Count how many lines of the material contain the string "describing", then give that number and nothing more.

Record list
— Begin —

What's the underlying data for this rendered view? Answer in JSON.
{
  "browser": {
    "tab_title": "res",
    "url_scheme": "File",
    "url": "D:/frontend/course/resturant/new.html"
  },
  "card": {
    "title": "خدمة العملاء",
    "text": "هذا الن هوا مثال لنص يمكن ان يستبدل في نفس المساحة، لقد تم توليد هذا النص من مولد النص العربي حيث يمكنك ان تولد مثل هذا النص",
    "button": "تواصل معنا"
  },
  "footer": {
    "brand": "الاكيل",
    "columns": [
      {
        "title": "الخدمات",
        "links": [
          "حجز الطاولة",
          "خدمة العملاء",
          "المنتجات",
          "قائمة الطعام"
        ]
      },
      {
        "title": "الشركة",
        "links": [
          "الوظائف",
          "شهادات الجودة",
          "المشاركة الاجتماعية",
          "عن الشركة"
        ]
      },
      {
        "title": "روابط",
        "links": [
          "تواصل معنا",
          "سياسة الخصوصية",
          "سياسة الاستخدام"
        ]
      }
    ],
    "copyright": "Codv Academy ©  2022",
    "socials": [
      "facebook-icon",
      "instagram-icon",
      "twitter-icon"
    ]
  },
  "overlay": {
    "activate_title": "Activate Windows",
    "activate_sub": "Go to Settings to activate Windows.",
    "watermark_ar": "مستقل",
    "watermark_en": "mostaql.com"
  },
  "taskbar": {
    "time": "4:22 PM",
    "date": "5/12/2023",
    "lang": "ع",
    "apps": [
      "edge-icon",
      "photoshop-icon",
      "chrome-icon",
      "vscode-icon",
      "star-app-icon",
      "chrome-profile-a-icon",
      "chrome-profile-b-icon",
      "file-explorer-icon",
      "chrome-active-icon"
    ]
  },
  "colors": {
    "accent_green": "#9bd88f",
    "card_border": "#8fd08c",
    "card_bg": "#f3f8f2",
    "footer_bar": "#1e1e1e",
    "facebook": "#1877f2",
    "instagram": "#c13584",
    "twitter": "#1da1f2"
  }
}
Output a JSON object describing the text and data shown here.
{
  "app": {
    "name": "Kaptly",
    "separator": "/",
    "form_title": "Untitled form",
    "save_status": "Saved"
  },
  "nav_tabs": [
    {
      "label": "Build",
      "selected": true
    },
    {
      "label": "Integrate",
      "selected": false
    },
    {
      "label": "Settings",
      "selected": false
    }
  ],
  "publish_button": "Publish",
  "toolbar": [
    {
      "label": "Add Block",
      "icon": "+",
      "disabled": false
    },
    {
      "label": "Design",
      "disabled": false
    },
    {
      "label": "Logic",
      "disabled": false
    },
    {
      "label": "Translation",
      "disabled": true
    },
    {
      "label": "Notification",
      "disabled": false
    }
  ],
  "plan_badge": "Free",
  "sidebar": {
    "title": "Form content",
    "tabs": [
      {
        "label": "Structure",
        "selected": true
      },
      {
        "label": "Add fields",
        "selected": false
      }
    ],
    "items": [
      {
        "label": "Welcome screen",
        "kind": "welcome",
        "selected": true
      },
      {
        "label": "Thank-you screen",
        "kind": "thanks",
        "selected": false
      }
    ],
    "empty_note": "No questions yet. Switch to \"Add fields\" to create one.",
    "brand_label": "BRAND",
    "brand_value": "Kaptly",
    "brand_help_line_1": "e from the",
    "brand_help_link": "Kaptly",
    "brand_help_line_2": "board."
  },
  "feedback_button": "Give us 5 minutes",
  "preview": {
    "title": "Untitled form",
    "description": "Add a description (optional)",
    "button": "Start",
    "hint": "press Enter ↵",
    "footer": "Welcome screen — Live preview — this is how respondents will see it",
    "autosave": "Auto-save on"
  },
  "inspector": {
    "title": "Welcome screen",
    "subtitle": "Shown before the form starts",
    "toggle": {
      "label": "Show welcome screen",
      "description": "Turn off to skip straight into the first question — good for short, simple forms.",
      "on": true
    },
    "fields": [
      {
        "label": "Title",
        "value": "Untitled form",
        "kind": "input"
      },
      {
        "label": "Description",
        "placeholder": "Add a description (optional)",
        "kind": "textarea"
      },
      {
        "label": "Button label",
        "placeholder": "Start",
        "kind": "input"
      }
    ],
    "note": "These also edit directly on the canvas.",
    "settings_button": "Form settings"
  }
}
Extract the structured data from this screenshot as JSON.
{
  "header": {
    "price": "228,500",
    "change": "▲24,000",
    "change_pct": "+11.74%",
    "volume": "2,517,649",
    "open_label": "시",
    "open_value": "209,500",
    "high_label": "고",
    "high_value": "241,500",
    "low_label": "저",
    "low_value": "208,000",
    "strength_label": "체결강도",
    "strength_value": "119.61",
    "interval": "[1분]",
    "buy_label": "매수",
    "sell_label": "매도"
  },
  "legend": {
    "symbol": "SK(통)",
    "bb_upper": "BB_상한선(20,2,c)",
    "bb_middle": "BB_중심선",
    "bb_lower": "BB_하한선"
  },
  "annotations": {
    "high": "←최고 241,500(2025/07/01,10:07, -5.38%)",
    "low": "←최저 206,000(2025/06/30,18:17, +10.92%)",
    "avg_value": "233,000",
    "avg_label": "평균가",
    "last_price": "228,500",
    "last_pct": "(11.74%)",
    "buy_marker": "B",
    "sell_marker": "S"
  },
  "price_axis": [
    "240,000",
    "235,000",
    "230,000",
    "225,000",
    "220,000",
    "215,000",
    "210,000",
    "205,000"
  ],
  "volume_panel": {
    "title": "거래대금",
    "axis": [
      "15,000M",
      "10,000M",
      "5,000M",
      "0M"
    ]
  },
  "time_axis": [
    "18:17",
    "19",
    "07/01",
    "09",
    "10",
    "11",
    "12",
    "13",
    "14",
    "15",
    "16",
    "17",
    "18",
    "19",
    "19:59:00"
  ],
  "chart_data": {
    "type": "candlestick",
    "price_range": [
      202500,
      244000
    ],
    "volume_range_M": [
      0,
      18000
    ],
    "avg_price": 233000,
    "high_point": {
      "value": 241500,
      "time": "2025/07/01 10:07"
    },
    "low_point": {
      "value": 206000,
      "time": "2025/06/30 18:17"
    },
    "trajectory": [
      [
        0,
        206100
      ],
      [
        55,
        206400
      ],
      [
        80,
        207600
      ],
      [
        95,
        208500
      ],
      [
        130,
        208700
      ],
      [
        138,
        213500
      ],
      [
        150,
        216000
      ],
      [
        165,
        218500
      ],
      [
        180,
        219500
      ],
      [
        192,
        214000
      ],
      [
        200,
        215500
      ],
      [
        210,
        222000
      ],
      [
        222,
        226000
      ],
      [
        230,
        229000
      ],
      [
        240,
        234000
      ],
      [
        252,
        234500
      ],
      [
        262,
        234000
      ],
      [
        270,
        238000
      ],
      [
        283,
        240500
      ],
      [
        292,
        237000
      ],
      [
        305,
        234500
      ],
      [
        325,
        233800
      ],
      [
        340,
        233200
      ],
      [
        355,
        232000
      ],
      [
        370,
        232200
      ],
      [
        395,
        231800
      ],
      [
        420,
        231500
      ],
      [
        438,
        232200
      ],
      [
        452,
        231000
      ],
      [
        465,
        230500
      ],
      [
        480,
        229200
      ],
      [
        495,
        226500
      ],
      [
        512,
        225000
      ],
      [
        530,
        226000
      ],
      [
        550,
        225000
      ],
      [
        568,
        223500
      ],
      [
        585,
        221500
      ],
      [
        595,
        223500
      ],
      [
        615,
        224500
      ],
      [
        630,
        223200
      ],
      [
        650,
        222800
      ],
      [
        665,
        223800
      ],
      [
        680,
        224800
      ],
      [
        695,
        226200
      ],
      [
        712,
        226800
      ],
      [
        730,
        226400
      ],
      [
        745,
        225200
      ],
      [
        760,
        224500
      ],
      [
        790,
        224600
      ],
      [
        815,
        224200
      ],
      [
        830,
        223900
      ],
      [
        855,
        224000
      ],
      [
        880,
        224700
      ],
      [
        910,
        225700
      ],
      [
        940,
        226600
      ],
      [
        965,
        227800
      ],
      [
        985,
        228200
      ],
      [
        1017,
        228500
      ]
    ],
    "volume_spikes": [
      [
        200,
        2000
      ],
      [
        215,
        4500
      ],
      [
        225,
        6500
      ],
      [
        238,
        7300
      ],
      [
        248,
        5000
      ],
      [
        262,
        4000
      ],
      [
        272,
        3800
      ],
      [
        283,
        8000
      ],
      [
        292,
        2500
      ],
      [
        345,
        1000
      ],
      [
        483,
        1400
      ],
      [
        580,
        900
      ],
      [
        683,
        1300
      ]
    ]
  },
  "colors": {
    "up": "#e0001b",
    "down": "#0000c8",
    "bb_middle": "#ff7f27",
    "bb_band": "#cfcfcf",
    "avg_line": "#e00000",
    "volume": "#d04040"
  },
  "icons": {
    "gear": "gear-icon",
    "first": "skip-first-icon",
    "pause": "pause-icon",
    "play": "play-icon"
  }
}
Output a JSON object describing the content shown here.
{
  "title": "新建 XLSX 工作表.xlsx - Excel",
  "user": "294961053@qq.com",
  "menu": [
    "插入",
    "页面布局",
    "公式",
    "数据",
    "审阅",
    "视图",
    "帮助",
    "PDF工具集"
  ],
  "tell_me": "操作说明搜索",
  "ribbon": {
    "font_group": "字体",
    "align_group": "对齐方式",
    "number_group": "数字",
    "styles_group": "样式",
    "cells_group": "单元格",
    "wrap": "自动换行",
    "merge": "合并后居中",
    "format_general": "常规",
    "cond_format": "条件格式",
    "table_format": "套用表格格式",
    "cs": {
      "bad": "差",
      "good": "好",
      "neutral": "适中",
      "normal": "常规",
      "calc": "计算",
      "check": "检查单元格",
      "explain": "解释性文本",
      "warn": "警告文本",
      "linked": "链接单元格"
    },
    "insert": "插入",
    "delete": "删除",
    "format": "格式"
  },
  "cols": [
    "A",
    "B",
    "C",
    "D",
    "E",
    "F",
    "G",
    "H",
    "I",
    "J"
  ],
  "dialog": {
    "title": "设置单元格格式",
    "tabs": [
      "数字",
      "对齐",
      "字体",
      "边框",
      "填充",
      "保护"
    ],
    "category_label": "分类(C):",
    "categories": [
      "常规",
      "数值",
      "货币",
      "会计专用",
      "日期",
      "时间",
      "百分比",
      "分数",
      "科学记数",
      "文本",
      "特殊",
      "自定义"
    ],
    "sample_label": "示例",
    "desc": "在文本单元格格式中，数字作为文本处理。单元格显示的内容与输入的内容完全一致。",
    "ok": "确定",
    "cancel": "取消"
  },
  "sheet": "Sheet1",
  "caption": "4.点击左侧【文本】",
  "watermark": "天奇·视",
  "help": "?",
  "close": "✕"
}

— End —

Answer to the problem
2